▸ **Task instructions**:
Rewrite as a JSON list of strings, one string per line and blank lines omitted, the part of the listing that runs from its first line through the line containing "table-cell: 10:30 (754, 450, 821, 473)".

▸ **Information supplied**:
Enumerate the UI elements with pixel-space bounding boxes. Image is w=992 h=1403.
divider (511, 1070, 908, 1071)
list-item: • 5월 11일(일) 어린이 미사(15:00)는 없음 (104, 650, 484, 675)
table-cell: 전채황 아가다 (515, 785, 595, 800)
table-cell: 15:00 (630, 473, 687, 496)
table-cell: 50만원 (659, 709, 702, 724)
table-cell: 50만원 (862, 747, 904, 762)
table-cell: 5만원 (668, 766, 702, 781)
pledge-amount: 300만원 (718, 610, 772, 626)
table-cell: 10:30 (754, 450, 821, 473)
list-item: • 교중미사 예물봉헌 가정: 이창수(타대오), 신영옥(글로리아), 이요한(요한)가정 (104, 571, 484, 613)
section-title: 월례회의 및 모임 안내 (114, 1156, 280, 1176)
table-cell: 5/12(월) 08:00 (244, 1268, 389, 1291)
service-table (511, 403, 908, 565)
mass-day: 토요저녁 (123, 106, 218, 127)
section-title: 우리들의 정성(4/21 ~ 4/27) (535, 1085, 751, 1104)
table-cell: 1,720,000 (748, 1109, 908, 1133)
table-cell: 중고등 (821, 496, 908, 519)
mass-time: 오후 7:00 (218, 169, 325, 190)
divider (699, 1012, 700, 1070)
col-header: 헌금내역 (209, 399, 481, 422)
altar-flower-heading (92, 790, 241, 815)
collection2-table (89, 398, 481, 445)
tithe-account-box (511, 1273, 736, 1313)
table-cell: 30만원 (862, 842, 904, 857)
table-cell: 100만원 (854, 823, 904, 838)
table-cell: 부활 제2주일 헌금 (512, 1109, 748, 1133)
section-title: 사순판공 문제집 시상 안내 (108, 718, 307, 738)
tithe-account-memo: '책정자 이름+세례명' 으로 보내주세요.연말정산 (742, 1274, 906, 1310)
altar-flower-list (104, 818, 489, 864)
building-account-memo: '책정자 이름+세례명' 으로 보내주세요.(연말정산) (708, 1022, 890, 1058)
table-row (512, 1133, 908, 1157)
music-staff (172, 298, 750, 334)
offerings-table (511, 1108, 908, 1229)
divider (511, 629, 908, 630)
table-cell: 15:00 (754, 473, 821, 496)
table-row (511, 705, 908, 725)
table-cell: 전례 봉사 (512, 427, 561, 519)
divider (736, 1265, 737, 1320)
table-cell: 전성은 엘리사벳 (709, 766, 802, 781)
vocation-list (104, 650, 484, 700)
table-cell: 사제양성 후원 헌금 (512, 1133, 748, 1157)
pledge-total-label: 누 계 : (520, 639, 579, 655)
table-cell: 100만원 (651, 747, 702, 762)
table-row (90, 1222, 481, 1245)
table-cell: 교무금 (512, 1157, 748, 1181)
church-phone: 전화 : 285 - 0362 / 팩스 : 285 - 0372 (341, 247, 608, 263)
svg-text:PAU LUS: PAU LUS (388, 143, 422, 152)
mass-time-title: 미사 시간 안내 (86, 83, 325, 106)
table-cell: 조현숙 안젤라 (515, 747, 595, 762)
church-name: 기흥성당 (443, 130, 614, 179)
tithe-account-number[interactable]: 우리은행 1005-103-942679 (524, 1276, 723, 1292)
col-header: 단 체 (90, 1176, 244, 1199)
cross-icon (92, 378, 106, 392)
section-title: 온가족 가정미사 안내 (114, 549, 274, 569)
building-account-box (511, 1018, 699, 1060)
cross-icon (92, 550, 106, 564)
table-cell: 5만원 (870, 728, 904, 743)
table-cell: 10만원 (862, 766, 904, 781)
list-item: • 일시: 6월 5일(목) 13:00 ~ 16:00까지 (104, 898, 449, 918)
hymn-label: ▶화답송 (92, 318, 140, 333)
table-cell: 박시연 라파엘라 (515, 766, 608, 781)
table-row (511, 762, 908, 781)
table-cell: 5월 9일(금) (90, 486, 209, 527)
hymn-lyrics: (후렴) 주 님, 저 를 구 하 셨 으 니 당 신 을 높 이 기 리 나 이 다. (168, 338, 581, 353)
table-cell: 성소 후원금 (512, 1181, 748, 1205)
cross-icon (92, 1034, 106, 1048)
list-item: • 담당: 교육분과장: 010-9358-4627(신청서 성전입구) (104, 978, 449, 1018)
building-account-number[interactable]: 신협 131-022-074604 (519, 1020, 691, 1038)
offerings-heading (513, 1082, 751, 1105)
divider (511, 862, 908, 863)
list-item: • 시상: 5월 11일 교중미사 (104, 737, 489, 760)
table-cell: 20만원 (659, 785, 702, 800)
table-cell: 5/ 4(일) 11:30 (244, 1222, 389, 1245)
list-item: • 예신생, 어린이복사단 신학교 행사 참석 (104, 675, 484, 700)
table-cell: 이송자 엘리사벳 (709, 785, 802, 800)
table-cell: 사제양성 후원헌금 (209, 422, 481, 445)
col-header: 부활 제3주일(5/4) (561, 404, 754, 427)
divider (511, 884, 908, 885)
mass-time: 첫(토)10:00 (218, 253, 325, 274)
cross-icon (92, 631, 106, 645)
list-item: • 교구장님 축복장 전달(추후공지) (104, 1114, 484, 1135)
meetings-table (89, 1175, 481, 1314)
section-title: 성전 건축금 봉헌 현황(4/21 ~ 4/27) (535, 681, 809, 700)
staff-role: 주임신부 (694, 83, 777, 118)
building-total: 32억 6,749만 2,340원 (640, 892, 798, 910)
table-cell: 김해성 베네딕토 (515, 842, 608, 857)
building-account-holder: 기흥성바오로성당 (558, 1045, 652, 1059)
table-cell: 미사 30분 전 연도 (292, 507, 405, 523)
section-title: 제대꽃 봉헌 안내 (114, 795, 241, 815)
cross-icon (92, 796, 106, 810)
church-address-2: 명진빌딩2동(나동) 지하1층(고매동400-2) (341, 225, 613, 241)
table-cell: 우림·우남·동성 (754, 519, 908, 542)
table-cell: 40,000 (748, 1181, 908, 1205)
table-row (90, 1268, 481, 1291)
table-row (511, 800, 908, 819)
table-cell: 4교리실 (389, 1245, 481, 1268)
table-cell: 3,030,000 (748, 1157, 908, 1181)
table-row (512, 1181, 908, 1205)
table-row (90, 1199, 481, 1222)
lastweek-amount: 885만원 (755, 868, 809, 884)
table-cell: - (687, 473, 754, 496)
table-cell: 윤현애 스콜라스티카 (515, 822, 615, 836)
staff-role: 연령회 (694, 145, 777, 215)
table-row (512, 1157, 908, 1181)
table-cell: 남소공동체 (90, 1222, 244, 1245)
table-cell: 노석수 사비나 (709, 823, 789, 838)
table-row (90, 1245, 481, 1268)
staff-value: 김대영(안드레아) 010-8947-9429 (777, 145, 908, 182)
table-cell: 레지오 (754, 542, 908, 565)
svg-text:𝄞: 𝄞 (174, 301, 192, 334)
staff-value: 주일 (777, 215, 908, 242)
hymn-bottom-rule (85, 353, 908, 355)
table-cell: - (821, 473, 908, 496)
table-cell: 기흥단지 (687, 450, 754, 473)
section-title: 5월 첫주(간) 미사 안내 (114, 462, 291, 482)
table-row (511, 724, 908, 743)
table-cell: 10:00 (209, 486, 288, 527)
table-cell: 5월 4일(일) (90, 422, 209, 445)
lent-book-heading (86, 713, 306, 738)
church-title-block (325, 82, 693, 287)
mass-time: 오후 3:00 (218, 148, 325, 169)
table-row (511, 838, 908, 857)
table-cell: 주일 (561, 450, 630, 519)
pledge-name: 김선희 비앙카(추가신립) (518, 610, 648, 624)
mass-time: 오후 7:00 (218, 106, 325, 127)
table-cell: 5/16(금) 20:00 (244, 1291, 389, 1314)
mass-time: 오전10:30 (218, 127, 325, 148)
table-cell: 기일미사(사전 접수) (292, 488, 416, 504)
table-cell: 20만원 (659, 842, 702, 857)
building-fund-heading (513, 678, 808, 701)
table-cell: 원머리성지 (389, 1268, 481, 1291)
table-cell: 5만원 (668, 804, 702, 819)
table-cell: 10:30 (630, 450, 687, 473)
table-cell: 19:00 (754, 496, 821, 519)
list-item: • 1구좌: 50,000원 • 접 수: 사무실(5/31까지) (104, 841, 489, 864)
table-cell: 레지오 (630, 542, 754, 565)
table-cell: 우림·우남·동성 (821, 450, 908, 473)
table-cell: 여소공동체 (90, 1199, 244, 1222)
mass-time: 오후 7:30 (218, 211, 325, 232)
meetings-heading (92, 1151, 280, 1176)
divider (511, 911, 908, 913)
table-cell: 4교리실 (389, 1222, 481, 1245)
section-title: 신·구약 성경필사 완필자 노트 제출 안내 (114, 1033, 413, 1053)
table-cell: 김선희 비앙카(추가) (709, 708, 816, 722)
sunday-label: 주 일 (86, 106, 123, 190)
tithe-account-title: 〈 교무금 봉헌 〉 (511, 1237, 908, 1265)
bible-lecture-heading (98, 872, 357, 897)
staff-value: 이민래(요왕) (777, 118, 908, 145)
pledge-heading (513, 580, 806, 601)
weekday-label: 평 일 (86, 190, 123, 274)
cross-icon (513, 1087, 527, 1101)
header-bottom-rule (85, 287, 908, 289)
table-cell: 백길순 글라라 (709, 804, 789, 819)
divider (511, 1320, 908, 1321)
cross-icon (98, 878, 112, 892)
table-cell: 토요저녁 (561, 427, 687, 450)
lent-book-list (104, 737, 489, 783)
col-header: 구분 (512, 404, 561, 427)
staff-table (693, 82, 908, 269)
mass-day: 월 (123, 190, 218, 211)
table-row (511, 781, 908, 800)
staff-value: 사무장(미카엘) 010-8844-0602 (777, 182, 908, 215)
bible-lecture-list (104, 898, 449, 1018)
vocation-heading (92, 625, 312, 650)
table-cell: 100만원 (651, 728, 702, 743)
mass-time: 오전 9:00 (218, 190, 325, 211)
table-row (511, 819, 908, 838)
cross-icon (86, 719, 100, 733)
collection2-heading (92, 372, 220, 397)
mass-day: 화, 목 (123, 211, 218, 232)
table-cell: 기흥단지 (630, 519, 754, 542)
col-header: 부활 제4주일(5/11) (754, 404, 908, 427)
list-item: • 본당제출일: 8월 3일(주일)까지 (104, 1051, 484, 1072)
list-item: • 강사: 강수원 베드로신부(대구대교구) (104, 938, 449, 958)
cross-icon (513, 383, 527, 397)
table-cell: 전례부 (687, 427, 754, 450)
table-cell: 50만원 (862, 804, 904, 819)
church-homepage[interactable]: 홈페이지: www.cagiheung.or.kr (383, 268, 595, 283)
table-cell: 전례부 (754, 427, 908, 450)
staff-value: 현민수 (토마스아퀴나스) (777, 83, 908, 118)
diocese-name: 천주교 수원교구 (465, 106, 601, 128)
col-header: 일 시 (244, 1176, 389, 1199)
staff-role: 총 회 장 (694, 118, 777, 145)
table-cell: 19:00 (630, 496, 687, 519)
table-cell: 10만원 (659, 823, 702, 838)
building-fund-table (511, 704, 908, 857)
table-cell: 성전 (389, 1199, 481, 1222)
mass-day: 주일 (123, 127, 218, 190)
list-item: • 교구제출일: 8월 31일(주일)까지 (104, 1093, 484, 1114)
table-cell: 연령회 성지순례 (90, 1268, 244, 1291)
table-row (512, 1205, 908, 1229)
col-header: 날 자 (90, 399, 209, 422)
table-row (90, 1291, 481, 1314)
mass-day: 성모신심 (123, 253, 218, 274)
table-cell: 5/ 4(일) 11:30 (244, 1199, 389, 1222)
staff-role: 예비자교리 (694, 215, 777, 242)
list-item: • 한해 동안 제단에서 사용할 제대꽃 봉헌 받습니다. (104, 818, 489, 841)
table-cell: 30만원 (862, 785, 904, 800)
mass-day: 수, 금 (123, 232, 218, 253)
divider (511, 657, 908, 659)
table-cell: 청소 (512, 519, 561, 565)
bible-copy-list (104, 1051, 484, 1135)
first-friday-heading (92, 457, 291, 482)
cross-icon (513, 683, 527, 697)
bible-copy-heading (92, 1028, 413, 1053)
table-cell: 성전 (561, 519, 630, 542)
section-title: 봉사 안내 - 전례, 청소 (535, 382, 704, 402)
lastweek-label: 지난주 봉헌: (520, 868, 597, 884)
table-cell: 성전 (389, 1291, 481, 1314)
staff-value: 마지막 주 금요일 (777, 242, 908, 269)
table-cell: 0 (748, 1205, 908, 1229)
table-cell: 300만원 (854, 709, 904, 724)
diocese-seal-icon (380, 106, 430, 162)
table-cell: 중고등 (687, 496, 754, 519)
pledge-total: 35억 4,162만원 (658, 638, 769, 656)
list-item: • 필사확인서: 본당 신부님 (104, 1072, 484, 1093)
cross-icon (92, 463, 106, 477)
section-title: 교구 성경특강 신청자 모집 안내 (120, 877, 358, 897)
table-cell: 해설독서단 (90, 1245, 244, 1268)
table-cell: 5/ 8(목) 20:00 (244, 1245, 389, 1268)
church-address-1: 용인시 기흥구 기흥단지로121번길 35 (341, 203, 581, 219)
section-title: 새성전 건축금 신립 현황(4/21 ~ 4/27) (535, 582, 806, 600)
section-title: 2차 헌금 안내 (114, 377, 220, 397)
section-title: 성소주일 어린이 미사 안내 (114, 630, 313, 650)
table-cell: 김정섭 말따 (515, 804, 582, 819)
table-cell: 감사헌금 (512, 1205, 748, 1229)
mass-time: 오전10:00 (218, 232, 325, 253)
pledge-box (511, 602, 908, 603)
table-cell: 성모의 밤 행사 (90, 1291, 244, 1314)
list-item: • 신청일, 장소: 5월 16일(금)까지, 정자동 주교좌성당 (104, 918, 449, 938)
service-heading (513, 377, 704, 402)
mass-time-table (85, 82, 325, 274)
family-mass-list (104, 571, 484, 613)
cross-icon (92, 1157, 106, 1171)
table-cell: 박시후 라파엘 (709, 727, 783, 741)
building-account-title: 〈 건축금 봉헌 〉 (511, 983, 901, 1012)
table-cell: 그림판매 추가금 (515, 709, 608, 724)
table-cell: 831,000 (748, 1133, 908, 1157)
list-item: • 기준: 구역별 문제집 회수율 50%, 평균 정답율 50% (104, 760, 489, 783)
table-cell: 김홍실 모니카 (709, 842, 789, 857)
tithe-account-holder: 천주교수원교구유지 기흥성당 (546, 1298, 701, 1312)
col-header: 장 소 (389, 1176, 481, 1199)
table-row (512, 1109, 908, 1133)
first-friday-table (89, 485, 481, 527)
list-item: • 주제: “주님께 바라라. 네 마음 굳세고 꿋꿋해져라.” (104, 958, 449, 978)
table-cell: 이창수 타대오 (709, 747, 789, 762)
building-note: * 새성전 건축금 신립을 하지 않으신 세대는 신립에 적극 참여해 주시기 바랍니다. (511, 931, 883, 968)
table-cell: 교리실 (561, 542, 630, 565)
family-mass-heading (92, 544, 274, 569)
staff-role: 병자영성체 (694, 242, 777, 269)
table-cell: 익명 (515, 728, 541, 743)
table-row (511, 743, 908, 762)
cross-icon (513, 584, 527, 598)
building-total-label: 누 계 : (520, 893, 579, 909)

▸ **Answer**:
[
  "Enumerate the UI elements with pixel-space bounding boxes. Image is w=992 h=1403.",
  "divider (511, 1070, 908, 1071)",
  "list-item: • 5월 11일(일) 어린이 미사(15:00)는 없음 (104, 650, 484, 675)",
  "table-cell: 전채황 아가다 (515, 785, 595, 800)",
  "table-cell: 15:00 (630, 473, 687, 496)",
  "table-cell: 50만원 (659, 709, 702, 724)",
  "table-cell: 50만원 (862, 747, 904, 762)",
  "table-cell: 5만원 (668, 766, 702, 781)",
  "pledge-amount: 300만원 (718, 610, 772, 626)",
  "table-cell: 10:30 (754, 450, 821, 473)"
]